▶ [DIRECTIVE] For the listing below, give the number of lines in which "text" occurs. Add nothing.

(Data records)
== == ==

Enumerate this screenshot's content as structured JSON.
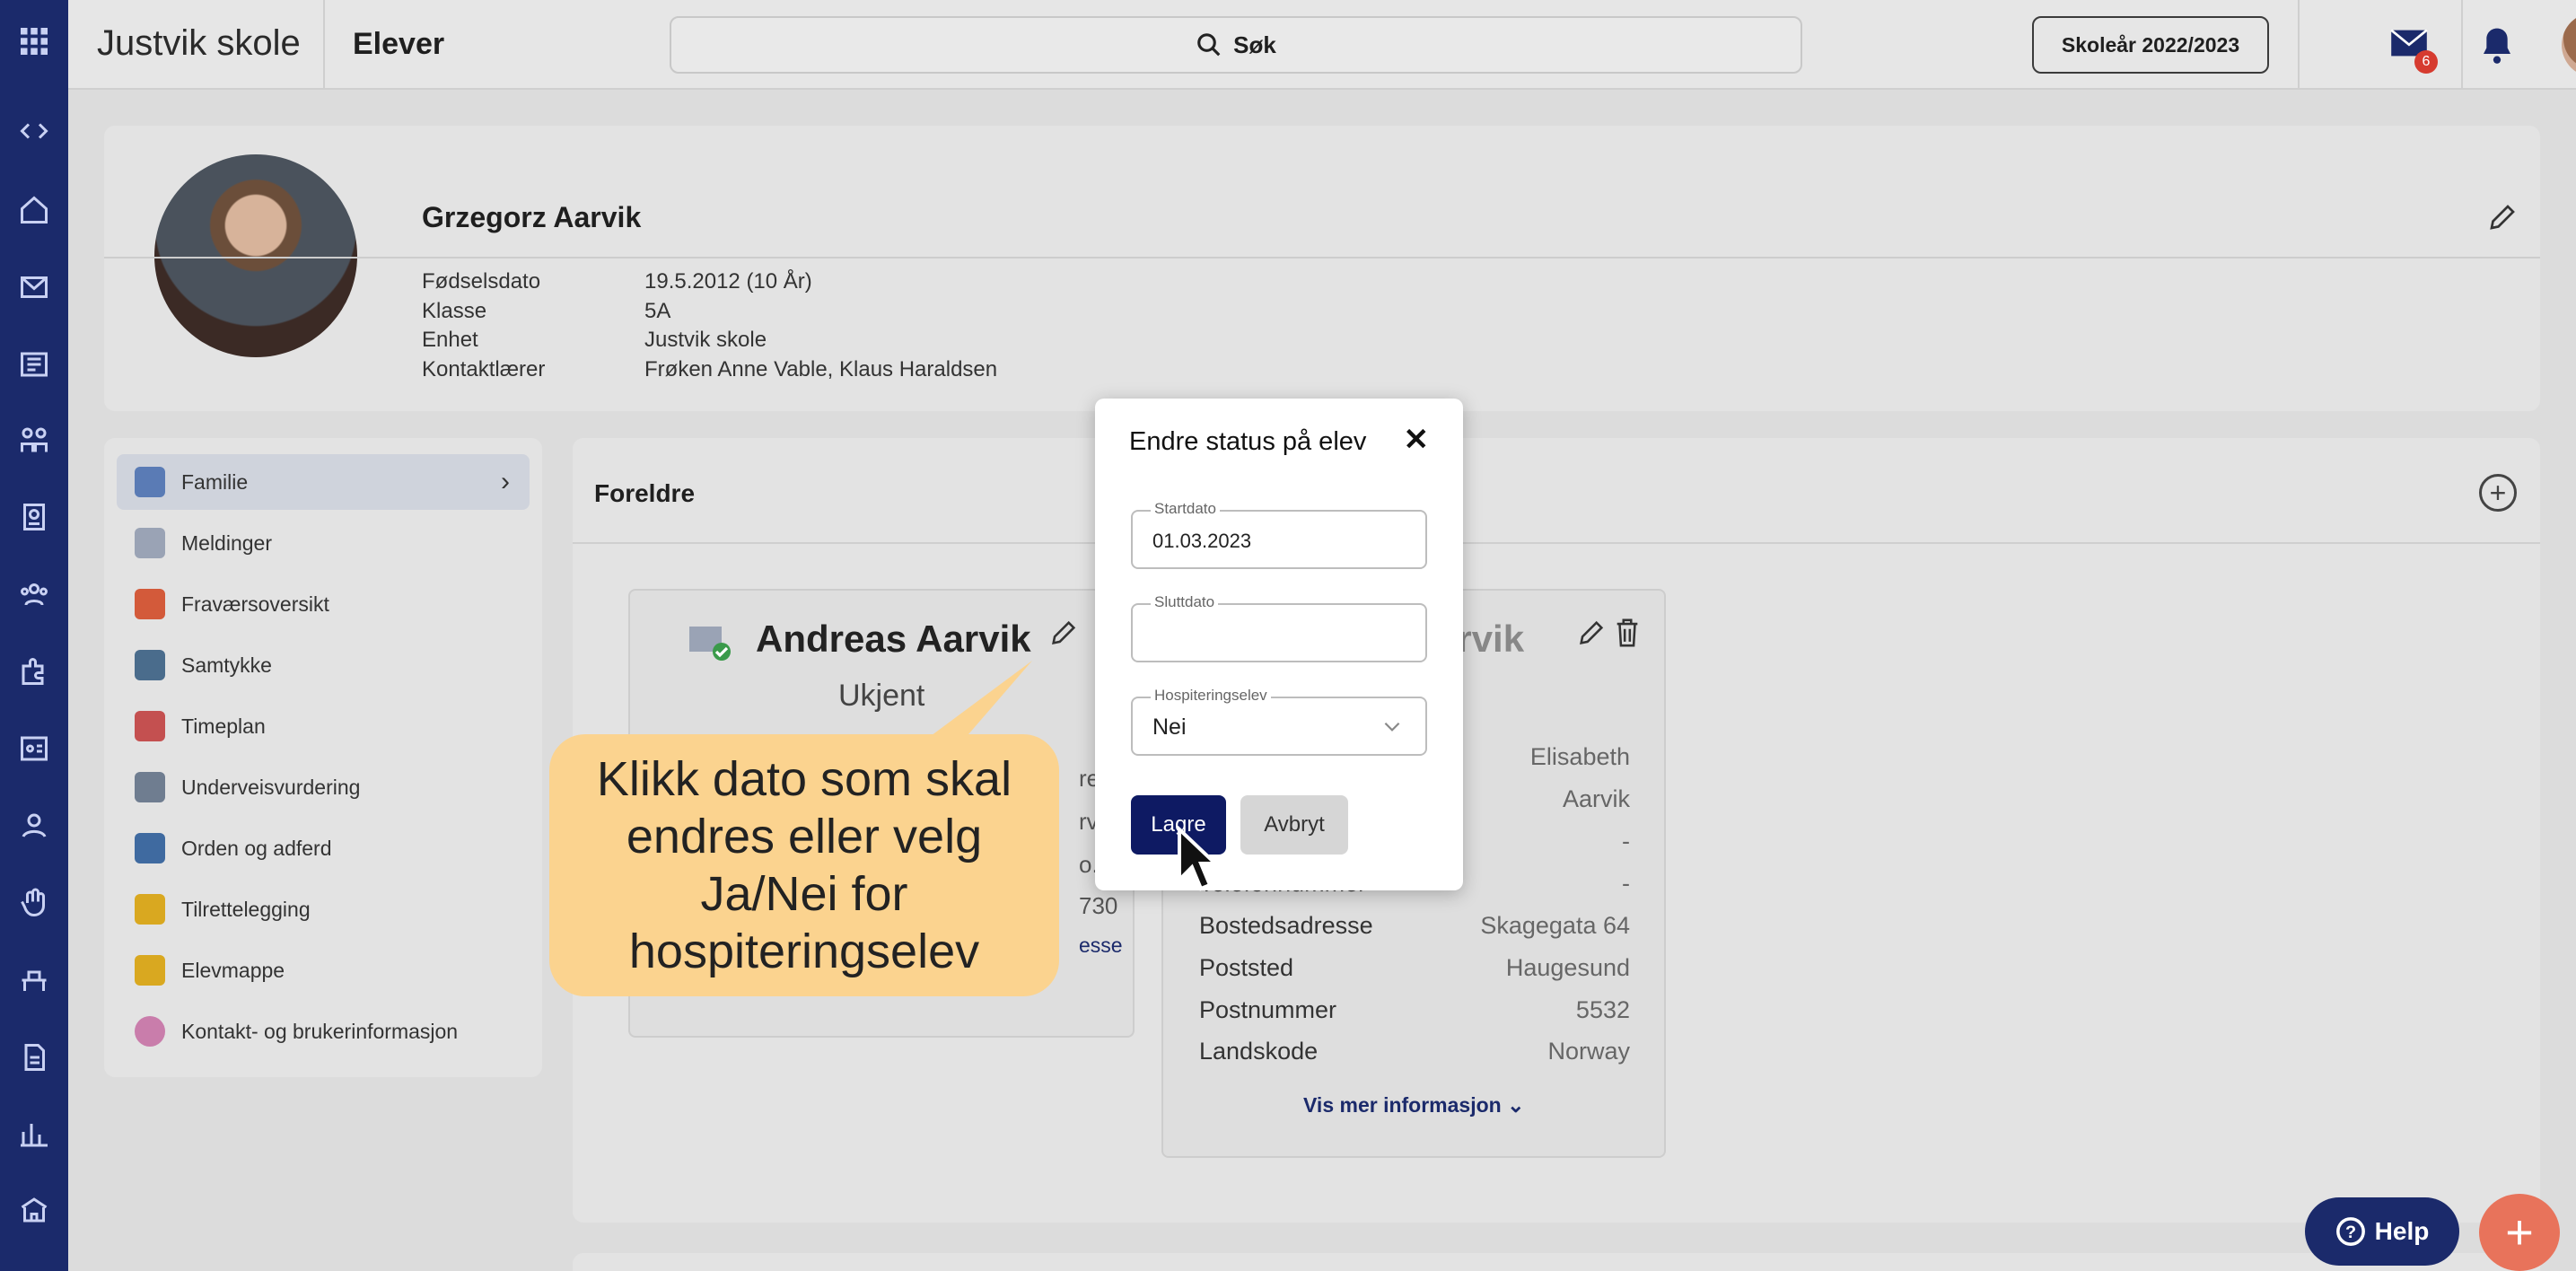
{
  "topbar": {
    "school_name": "Justvik skole",
    "section": "Elever",
    "search_label": "Søk",
    "school_year_button": "Skoleår 2022/2023",
    "mail_badge": "6"
  },
  "profile": {
    "name": "Grzegorz Aarvik",
    "fields": [
      {
        "label": "Fødselsdato",
        "value": "19.5.2012 (10 År)"
      },
      {
        "label": "Klasse",
        "value": "5A"
      },
      {
        "label": "Enhet",
        "value": "Justvik skole"
      },
      {
        "label": "Kontaktlærer",
        "value": "Frøken Anne Vable, Klaus Haraldsen"
      }
    ]
  },
  "nav": {
    "items": [
      {
        "label": "Familie",
        "color": "#5a7bb5"
      },
      {
        "label": "Meldinger",
        "color": "#9aa3b5"
      },
      {
        "label": "Fraværsoversikt",
        "color": "#d35a3a"
      },
      {
        "label": "Samtykke",
        "color": "#4a6c8c"
      },
      {
        "label": "Timeplan",
        "color": "#c45050"
      },
      {
        "label": "Underveisvurdering",
        "color": "#6f7d90"
      },
      {
        "label": "Orden og adferd",
        "color": "#3f6aa0"
      },
      {
        "label": "Tilrettelegging",
        "color": "#d9a820"
      },
      {
        "label": "Elevmappe",
        "color": "#d9a820"
      },
      {
        "label": "Kontakt- og brukerinformasjon",
        "color": "#c97dab"
      }
    ]
  },
  "main": {
    "title": "Foreldre",
    "parent1": {
      "name": "Andreas Aarvik",
      "status": "Ukjent",
      "partial": [
        "reas",
        "rvik",
        "o.no",
        "730",
        "esse"
      ]
    },
    "parent2": {
      "name_partial": "arvik",
      "rows": [
        {
          "label": "",
          "value": "Elisabeth"
        },
        {
          "label": "",
          "value": "Aarvik"
        },
        {
          "label": "",
          "value": "-"
        },
        {
          "label": "Telefonnummer",
          "value": "-"
        },
        {
          "label": "Bostedsadresse",
          "value": "Skagegata 64"
        },
        {
          "label": "Poststed",
          "value": "Haugesund"
        },
        {
          "label": "Postnummer",
          "value": "5532"
        },
        {
          "label": "Landskode",
          "value": "Norway"
        }
      ],
      "more_link": "Vis mer informasjon"
    }
  },
  "callout": {
    "text": "Klikk dato som skal endres eller velg Ja/Nei for hospiteringselev"
  },
  "modal": {
    "title": "Endre status på elev",
    "start_label": "Startdato",
    "start_value": "01.03.2023",
    "end_label": "Sluttdato",
    "end_value": "",
    "hosp_label": "Hospiteringselev",
    "hosp_value": "Nei",
    "save": "Lagre",
    "cancel": "Avbryt"
  },
  "help": {
    "label": "Help"
  },
  "colors": {
    "rail": "#1b2a6b",
    "save_button": "#0e1a63",
    "callout": "#fbd38f",
    "fab": "#e8735b"
  }
}
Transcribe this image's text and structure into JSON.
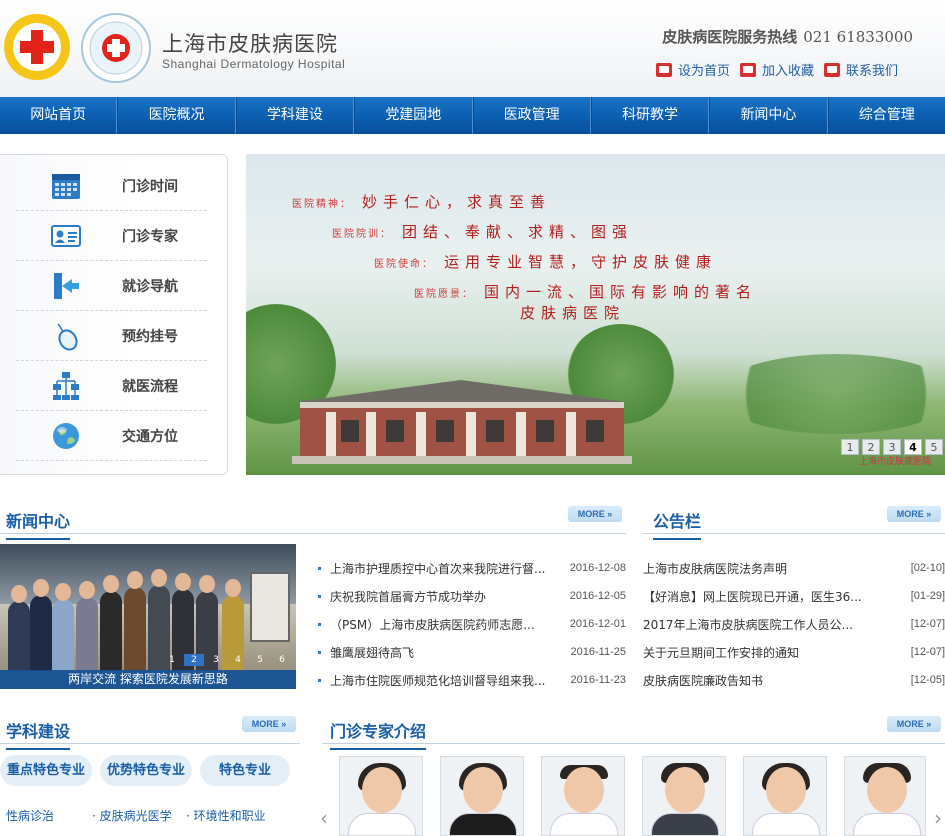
{
  "header": {
    "hospital_name": "上海市皮肤病医院",
    "hospital_name_en": "Shanghai  Dermatology  Hospital",
    "hotline_label": "皮肤病医院服务热线",
    "hotline_number": "021  61833000",
    "links": [
      "设为首页",
      "加入收藏",
      "联系我们"
    ]
  },
  "nav": [
    "网站首页",
    "医院概况",
    "学科建设",
    "党建园地",
    "医政管理",
    "科研教学",
    "新闻中心",
    "综合管理"
  ],
  "quick_links": [
    {
      "label": "门诊时间",
      "icon": "calendar-icon"
    },
    {
      "label": "门诊专家",
      "icon": "id-card-icon"
    },
    {
      "label": "就诊导航",
      "icon": "enter-door-icon"
    },
    {
      "label": "预约挂号",
      "icon": "mouse-icon"
    },
    {
      "label": "就医流程",
      "icon": "org-chart-icon"
    },
    {
      "label": "交通方位",
      "icon": "globe-icon"
    }
  ],
  "banner": {
    "mottos": [
      {
        "label": "医院精神：",
        "text": "妙手仁心，求真至善"
      },
      {
        "label": "医院院训：",
        "text": "团结、奉献、求精、图强"
      },
      {
        "label": "医院使命：",
        "text": "运用专业智慧，守护皮肤健康"
      },
      {
        "label": "医院愿景：",
        "text": "国内一流、国际有影响的著名"
      }
    ],
    "motto_last_line": "皮肤病医院",
    "credit": "上海市皮肤病医院",
    "slides": [
      "1",
      "2",
      "3",
      "4",
      "5"
    ],
    "active_slide": "4"
  },
  "news": {
    "title": "新闻中心",
    "more": "MORE",
    "photo_caption": "两岸交流  探索医院发展新思路",
    "photo_slides": [
      "1",
      "2",
      "3",
      "4",
      "5",
      "6"
    ],
    "items": [
      {
        "title": "上海市护理质控中心首次来我院进行督...",
        "date": "2016-12-08"
      },
      {
        "title": "庆祝我院首届膏方节成功举办",
        "date": "2016-12-05"
      },
      {
        "title": "（PSM）上海市皮肤病医院药师志愿...",
        "date": "2016-12-01"
      },
      {
        "title": "雏鹰展翅待高飞",
        "date": "2016-11-25"
      },
      {
        "title": "上海市住院医师规范化培训督导组来我...",
        "date": "2016-11-23"
      }
    ]
  },
  "notices": {
    "title": "公告栏",
    "more": "MORE",
    "items": [
      {
        "title": "上海市皮肤病医院法务声明",
        "date": "[02-10]"
      },
      {
        "title": "【好消息】网上医院现已开通，医生36...",
        "date": "[01-29]"
      },
      {
        "title": "2017年上海市皮肤病医院工作人员公...",
        "date": "[12-07]"
      },
      {
        "title": "关于元旦期间工作安排的通知",
        "date": "[12-07]"
      },
      {
        "title": "皮肤病医院廉政告知书",
        "date": "[12-05]"
      }
    ]
  },
  "discipline": {
    "title": "学科建设",
    "more": "MORE",
    "tags": [
      "重点特色专业",
      "优势特色专业",
      "特色专业"
    ],
    "links": [
      "性病诊治",
      "皮肤病光医学",
      "环境性和职业"
    ]
  },
  "experts": {
    "title": "门诊专家介绍",
    "more": "MORE"
  }
}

== == ==

▶ [SOLUTION TO THE EXERCISE] 6